> Direction:
Take the material below and retype it in full; pictures are left out.

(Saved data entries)
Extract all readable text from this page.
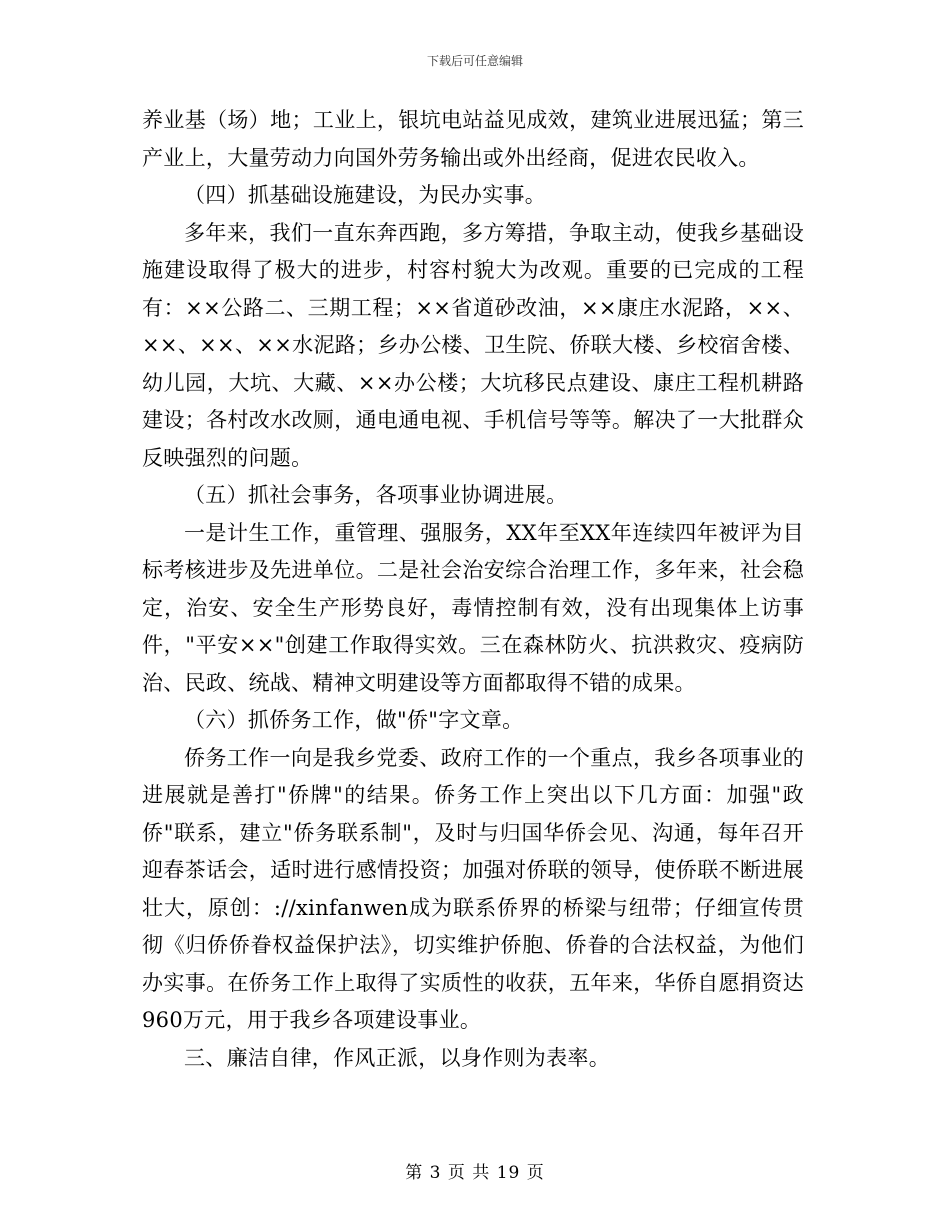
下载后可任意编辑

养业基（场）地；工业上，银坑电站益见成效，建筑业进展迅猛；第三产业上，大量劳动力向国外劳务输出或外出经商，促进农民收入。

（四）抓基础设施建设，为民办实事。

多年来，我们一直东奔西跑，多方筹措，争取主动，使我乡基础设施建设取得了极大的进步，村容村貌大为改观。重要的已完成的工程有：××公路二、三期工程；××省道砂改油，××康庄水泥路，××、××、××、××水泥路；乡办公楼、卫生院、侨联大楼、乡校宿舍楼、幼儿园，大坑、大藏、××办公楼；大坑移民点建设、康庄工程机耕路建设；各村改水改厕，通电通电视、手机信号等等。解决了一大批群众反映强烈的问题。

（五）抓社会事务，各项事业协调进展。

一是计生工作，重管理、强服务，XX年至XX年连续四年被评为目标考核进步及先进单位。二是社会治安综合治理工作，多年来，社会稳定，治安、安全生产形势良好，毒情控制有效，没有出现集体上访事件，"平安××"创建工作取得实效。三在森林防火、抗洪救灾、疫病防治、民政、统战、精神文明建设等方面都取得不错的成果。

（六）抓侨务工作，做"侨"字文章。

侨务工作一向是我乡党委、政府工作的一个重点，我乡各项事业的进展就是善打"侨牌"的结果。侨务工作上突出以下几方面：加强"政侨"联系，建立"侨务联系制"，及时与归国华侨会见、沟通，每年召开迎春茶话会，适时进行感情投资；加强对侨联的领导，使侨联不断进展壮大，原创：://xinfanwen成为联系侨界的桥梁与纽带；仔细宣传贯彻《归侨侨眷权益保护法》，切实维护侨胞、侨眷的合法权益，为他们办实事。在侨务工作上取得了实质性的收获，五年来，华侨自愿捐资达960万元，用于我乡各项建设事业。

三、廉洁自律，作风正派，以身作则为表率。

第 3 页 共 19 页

> Exercise solution:
Extract all readable text from this page.
下载后可任意编辑

养业基（场）地；工业上，银坑电站益见成效，建筑业进展迅猛；第三产业上，大量劳动力向国外劳务输出或外出经商，促进农民收入。

（四）抓基础设施建设，为民办实事。

多年来，我们一直东奔西跑，多方筹措，争取主动，使我乡基础设施建设取得了极大的进步，村容村貌大为改观。重要的已完成的工程有：××公路二、三期工程；××省道砂改油，××康庄水泥路，××、××、××、××水泥路；乡办公楼、卫生院、侨联大楼、乡校宿舍楼、幼儿园，大坑、大藏、××办公楼；大坑移民点建设、康庄工程机耕路建设；各村改水改厕，通电通电视、手机信号等等。解决了一大批群众反映强烈的问题。

（五）抓社会事务，各项事业协调进展。

一是计生工作，重管理、强服务，XX年至XX年连续四年被评为目标考核进步及先进单位。二是社会治安综合治理工作，多年来，社会稳定，治安、安全生产形势良好，毒情控制有效，没有出现集体上访事件，"平安××"创建工作取得实效。三在森林防火、抗洪救灾、疫病防治、民政、统战、精神文明建设等方面都取得不错的成果。

（六）抓侨务工作，做"侨"字文章。

侨务工作一向是我乡党委、政府工作的一个重点，我乡各项事业的进展就是善打"侨牌"的结果。侨务工作上突出以下几方面：加强"政侨"联系，建立"侨务联系制"，及时与归国华侨会见、沟通，每年召开迎春茶话会，适时进行感情投资；加强对侨联的领导，使侨联不断进展壮大，原创：://xinfanwen成为联系侨界的桥梁与纽带；仔细宣传贯彻《归侨侨眷权益保护法》，切实维护侨胞、侨眷的合法权益，为他们办实事。在侨务工作上取得了实质性的收获，五年来，华侨自愿捐资达960万元，用于我乡各项建设事业。

三、廉洁自律，作风正派，以身作则为表率。

第 3 页 共 19 页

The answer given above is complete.